_Your goal:_
Retype the listing that follows, word for word.

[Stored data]
▼
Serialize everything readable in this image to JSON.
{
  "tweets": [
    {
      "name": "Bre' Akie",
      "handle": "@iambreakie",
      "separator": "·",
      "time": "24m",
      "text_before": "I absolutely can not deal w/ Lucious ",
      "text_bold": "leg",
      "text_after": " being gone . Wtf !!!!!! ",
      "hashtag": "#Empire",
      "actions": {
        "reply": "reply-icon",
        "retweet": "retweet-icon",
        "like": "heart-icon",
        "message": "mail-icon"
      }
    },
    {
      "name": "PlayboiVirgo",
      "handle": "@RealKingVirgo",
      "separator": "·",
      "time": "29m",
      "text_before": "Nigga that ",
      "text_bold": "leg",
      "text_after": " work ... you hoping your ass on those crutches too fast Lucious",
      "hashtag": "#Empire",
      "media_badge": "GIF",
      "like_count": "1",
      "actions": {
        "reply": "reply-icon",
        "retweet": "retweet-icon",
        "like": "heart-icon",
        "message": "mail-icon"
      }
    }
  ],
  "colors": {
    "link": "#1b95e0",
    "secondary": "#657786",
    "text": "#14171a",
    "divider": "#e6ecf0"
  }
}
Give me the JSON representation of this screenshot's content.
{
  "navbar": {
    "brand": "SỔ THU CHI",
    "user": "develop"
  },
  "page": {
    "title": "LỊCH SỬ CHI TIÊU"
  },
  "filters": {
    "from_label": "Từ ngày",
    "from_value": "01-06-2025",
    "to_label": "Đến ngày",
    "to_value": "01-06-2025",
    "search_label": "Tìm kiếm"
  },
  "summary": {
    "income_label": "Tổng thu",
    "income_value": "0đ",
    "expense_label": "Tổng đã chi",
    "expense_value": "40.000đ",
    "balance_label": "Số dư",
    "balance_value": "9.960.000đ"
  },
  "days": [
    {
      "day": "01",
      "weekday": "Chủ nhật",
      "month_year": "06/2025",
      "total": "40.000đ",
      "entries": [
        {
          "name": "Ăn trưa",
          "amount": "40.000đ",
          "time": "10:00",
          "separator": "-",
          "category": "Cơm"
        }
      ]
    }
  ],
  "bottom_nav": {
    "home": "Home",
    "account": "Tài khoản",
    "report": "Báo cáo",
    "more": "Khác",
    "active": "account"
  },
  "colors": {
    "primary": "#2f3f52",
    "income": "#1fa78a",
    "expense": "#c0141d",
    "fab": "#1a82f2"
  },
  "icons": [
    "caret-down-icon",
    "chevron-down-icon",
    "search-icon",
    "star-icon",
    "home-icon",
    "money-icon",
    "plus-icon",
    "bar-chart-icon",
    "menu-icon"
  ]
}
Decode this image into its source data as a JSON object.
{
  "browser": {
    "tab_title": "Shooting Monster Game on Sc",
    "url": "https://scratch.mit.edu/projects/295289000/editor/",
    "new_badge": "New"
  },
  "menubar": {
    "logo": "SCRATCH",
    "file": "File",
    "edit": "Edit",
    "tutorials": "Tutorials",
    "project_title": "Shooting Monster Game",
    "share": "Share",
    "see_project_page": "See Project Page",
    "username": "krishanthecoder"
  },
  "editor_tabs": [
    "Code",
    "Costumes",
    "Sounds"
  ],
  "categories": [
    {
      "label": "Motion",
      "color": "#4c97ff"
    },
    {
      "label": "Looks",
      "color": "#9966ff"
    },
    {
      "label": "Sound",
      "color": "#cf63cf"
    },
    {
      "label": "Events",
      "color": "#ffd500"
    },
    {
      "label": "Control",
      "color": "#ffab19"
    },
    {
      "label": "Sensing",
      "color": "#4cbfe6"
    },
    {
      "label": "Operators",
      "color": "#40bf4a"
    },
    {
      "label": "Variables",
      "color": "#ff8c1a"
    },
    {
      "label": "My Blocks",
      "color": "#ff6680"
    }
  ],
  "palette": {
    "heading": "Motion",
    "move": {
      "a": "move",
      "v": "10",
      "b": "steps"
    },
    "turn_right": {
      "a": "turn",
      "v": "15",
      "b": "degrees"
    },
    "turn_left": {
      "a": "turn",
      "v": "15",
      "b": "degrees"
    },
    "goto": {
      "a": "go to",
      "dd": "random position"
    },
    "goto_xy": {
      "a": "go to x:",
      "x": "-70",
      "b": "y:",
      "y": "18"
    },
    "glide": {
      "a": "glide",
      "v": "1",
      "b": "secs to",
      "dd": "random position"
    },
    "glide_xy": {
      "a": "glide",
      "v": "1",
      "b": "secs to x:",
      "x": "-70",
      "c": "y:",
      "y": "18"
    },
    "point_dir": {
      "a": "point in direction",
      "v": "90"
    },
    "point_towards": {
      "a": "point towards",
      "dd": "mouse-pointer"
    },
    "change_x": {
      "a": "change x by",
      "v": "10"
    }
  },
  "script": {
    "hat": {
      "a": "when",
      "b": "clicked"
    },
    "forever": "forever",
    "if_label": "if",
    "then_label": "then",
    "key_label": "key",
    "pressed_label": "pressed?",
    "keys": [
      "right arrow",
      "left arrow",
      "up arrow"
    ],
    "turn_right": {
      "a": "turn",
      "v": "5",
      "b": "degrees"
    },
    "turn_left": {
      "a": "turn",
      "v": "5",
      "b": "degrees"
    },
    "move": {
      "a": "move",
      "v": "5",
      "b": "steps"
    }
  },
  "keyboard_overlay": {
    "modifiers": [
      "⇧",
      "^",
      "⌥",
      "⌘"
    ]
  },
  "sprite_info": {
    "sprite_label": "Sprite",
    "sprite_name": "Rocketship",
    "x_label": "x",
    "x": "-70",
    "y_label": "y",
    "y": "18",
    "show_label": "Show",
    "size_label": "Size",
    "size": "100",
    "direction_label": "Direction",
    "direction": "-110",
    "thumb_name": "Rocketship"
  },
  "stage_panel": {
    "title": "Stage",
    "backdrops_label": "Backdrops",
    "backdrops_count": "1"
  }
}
▲
_Solution to this task:_
Serialize everything readable in this image to JSON.
{
  "tweets": [
    {
      "name": "Bre' Akie",
      "handle": "@iambreakie",
      "separator": "·",
      "time": "24m",
      "text_before": "I absolutely can not deal w/ Lucious ",
      "text_bold": "leg",
      "text_after": " being gone . Wtf !!!!!! ",
      "hashtag": "#Empire",
      "actions": {
        "reply": "reply-icon",
        "retweet": "retweet-icon",
        "like": "heart-icon",
        "message": "mail-icon"
      }
    },
    {
      "name": "PlayboiVirgo",
      "handle": "@RealKingVirgo",
      "separator": "·",
      "time": "29m",
      "text_before": "Nigga that ",
      "text_bold": "leg",
      "text_after": " work ... you hoping your ass on those crutches too fast Lucious",
      "hashtag": "#Empire",
      "media_badge": "GIF",
      "like_count": "1",
      "actions": {
        "reply": "reply-icon",
        "retweet": "retweet-icon",
        "like": "heart-icon",
        "message": "mail-icon"
      }
    }
  ],
  "colors": {
    "link": "#1b95e0",
    "secondary": "#657786",
    "text": "#14171a",
    "divider": "#e6ecf0"
  }
}
Give me the JSON representation of this screenshot's content.
{
  "navbar": {
    "brand": "SỔ THU CHI",
    "user": "develop"
  },
  "page": {
    "title": "LỊCH SỬ CHI TIÊU"
  },
  "filters": {
    "from_label": "Từ ngày",
    "from_value": "01-06-2025",
    "to_label": "Đến ngày",
    "to_value": "01-06-2025",
    "search_label": "Tìm kiếm"
  },
  "summary": {
    "income_label": "Tổng thu",
    "income_value": "0đ",
    "expense_label": "Tổng đã chi",
    "expense_value": "40.000đ",
    "balance_label": "Số dư",
    "balance_value": "9.960.000đ"
  },
  "days": [
    {
      "day": "01",
      "weekday": "Chủ nhật",
      "month_year": "06/2025",
      "total": "40.000đ",
      "entries": [
        {
          "name": "Ăn trưa",
          "amount": "40.000đ",
          "time": "10:00",
          "separator": "-",
          "category": "Cơm"
        }
      ]
    }
  ],
  "bottom_nav": {
    "home": "Home",
    "account": "Tài khoản",
    "report": "Báo cáo",
    "more": "Khác",
    "active": "account"
  },
  "colors": {
    "primary": "#2f3f52",
    "income": "#1fa78a",
    "expense": "#c0141d",
    "fab": "#1a82f2"
  },
  "icons": [
    "caret-down-icon",
    "chevron-down-icon",
    "search-icon",
    "star-icon",
    "home-icon",
    "money-icon",
    "plus-icon",
    "bar-chart-icon",
    "menu-icon"
  ]
}
Decode this image into its source data as a JSON object.
{
  "browser": {
    "tab_title": "Shooting Monster Game on Sc",
    "url": "https://scratch.mit.edu/projects/295289000/editor/",
    "new_badge": "New"
  },
  "menubar": {
    "logo": "SCRATCH",
    "file": "File",
    "edit": "Edit",
    "tutorials": "Tutorials",
    "project_title": "Shooting Monster Game",
    "share": "Share",
    "see_project_page": "See Project Page",
    "username": "krishanthecoder"
  },
  "editor_tabs": [
    "Code",
    "Costumes",
    "Sounds"
  ],
  "categories": [
    {
      "label": "Motion",
      "color": "#4c97ff"
    },
    {
      "label": "Looks",
      "color": "#9966ff"
    },
    {
      "label": "Sound",
      "color": "#cf63cf"
    },
    {
      "label": "Events",
      "color": "#ffd500"
    },
    {
      "label": "Control",
      "color": "#ffab19"
    },
    {
      "label": "Sensing",
      "color": "#4cbfe6"
    },
    {
      "label": "Operators",
      "color": "#40bf4a"
    },
    {
      "label": "Variables",
      "color": "#ff8c1a"
    },
    {
      "label": "My Blocks",
      "color": "#ff6680"
    }
  ],
  "palette": {
    "heading": "Motion",
    "move": {
      "a": "move",
      "v": "10",
      "b": "steps"
    },
    "turn_right": {
      "a": "turn",
      "v": "15",
      "b": "degrees"
    },
    "turn_left": {
      "a": "turn",
      "v": "15",
      "b": "degrees"
    },
    "goto": {
      "a": "go to",
      "dd": "random position"
    },
    "goto_xy": {
      "a": "go to x:",
      "x": "-70",
      "b": "y:",
      "y": "18"
    },
    "glide": {
      "a": "glide",
      "v": "1",
      "b": "secs to",
      "dd": "random position"
    },
    "glide_xy": {
      "a": "glide",
      "v": "1",
      "b": "secs to x:",
      "x": "-70",
      "c": "y:",
      "y": "18"
    },
    "point_dir": {
      "a": "point in direction",
      "v": "90"
    },
    "point_towards": {
      "a": "point towards",
      "dd": "mouse-pointer"
    },
    "change_x": {
      "a": "change x by",
      "v": "10"
    }
  },
  "script": {
    "hat": {
      "a": "when",
      "b": "clicked"
    },
    "forever": "forever",
    "if_label": "if",
    "then_label": "then",
    "key_label": "key",
    "pressed_label": "pressed?",
    "keys": [
      "right arrow",
      "left arrow",
      "up arrow"
    ],
    "turn_right": {
      "a": "turn",
      "v": "5",
      "b": "degrees"
    },
    "turn_left": {
      "a": "turn",
      "v": "5",
      "b": "degrees"
    },
    "move": {
      "a": "move",
      "v": "5",
      "b": "steps"
    }
  },
  "keyboard_overlay": {
    "modifiers": [
      "⇧",
      "^",
      "⌥",
      "⌘"
    ]
  },
  "sprite_info": {
    "sprite_label": "Sprite",
    "sprite_name": "Rocketship",
    "x_label": "x",
    "x": "-70",
    "y_label": "y",
    "y": "18",
    "show_label": "Show",
    "size_label": "Size",
    "size": "100",
    "direction_label": "Direction",
    "direction": "-110",
    "thumb_name": "Rocketship"
  },
  "stage_panel": {
    "title": "Stage",
    "backdrops_label": "Backdrops",
    "backdrops_count": "1"
  }
}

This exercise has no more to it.